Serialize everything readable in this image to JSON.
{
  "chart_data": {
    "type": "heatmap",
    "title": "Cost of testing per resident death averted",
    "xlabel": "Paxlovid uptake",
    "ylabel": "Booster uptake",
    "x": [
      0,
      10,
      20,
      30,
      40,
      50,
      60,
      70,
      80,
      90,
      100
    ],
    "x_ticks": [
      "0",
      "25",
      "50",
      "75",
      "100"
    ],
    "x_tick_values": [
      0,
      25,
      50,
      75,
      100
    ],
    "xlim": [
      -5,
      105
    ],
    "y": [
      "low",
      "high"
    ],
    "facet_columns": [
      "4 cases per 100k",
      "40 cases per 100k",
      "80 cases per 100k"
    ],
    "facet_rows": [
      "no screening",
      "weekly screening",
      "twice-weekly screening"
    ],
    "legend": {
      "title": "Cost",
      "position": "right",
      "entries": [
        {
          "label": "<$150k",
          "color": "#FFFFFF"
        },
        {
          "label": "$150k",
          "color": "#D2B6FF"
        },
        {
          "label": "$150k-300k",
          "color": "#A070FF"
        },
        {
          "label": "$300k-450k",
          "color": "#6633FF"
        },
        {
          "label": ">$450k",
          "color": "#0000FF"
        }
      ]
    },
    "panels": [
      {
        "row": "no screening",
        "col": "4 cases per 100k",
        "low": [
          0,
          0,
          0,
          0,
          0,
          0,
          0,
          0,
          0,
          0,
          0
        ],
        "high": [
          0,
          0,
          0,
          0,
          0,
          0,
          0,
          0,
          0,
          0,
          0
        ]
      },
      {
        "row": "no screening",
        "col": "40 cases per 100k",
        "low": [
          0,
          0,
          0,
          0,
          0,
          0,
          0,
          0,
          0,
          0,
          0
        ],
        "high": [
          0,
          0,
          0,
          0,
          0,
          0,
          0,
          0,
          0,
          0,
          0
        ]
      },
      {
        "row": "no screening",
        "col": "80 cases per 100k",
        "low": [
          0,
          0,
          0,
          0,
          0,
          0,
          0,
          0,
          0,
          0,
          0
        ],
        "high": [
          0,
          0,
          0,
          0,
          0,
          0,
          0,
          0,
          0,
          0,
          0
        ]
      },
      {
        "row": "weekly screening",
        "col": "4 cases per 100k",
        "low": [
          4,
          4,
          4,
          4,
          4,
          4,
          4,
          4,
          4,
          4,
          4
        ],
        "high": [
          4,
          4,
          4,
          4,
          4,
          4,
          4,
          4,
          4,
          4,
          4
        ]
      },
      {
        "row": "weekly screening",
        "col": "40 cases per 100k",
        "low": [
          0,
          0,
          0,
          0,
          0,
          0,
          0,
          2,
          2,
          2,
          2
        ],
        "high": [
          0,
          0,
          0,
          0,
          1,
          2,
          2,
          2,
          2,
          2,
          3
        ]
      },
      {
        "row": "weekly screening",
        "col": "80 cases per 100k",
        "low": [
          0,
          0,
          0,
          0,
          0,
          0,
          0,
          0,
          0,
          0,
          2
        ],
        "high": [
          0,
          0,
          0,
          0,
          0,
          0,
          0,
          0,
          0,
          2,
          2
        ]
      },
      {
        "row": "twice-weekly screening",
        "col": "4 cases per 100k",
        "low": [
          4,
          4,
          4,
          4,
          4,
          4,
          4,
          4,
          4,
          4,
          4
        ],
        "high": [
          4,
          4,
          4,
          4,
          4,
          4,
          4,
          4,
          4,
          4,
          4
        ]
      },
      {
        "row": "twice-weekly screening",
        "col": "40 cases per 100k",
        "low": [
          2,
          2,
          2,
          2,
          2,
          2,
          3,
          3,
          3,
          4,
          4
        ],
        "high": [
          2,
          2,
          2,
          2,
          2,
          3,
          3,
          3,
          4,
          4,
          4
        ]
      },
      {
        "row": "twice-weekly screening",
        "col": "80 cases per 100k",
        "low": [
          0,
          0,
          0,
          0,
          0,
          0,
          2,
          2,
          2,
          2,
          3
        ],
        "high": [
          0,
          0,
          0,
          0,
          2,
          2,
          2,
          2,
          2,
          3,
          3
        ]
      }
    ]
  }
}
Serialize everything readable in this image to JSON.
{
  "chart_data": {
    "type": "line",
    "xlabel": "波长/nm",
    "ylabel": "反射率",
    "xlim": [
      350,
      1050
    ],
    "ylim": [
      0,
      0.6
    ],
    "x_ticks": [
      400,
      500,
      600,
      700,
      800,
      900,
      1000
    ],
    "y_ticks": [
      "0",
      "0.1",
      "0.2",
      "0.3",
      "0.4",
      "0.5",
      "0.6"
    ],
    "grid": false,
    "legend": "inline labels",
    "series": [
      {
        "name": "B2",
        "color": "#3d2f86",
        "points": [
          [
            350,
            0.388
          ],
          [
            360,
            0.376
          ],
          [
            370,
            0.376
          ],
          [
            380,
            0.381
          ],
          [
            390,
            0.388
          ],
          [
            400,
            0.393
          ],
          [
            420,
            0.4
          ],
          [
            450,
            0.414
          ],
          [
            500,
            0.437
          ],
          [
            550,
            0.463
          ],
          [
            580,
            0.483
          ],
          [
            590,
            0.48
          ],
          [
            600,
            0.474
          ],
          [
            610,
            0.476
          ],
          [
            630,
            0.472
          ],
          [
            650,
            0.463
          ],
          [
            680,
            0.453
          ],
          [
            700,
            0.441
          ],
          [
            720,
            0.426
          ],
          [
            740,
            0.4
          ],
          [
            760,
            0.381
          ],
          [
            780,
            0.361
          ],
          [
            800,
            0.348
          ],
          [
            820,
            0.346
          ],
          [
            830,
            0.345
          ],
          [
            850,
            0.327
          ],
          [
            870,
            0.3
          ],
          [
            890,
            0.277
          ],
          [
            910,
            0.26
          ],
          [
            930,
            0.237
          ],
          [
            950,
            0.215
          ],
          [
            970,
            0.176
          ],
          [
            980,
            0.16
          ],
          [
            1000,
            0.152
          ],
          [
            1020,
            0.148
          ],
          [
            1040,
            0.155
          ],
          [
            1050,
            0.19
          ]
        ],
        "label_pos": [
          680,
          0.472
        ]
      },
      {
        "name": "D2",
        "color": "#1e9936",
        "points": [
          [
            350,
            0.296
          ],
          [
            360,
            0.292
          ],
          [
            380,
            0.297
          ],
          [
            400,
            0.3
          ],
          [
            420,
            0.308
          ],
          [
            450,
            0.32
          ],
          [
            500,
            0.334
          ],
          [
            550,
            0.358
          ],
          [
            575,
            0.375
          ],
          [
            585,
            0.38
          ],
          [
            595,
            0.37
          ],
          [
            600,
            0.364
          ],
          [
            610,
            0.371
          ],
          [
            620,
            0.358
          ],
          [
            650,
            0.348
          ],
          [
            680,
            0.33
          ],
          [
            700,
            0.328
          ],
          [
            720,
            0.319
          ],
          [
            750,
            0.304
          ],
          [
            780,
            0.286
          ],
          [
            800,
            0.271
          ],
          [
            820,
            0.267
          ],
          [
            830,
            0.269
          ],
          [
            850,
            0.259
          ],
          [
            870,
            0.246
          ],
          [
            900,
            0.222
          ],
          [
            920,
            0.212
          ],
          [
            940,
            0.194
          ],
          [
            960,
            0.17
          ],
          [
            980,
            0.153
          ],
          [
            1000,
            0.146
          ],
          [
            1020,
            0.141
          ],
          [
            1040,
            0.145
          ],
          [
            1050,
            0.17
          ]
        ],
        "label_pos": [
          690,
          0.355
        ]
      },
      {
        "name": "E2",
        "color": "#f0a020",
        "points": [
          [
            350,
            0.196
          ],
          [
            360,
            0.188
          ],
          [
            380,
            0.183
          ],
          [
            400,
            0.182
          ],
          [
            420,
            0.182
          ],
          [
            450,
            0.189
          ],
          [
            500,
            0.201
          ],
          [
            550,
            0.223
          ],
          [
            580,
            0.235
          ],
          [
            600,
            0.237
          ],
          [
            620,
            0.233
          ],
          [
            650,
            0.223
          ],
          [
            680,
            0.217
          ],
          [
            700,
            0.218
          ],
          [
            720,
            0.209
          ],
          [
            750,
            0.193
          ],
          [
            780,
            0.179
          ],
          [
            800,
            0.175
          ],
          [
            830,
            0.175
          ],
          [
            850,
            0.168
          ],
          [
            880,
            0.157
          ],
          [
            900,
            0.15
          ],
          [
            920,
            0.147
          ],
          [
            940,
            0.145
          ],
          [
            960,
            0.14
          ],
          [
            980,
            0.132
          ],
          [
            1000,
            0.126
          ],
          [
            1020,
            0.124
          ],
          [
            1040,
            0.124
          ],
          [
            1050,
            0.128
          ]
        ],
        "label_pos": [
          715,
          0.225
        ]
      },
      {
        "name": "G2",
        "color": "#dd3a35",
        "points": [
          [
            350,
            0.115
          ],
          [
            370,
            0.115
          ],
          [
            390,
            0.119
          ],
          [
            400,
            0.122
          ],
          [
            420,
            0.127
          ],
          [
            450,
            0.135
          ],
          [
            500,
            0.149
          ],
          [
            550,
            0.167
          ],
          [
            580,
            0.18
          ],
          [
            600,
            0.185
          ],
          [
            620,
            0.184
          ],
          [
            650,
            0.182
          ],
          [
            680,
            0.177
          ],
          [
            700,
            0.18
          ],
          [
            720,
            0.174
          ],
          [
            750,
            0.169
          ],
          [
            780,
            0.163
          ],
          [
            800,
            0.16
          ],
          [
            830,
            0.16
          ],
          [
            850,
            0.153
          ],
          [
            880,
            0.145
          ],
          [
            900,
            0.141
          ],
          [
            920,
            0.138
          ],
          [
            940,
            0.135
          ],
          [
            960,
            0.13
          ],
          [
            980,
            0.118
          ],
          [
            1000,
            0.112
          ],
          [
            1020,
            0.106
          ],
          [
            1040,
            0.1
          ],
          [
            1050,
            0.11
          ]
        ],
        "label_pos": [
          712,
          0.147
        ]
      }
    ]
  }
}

┄┄┄┄┄┄┄┄┄┄

◆ Problem description
Copy out every line holding the string "Cost".

◆ Finished task
    "title": "Cost of testing per resident death averted",
      "title": "Cost",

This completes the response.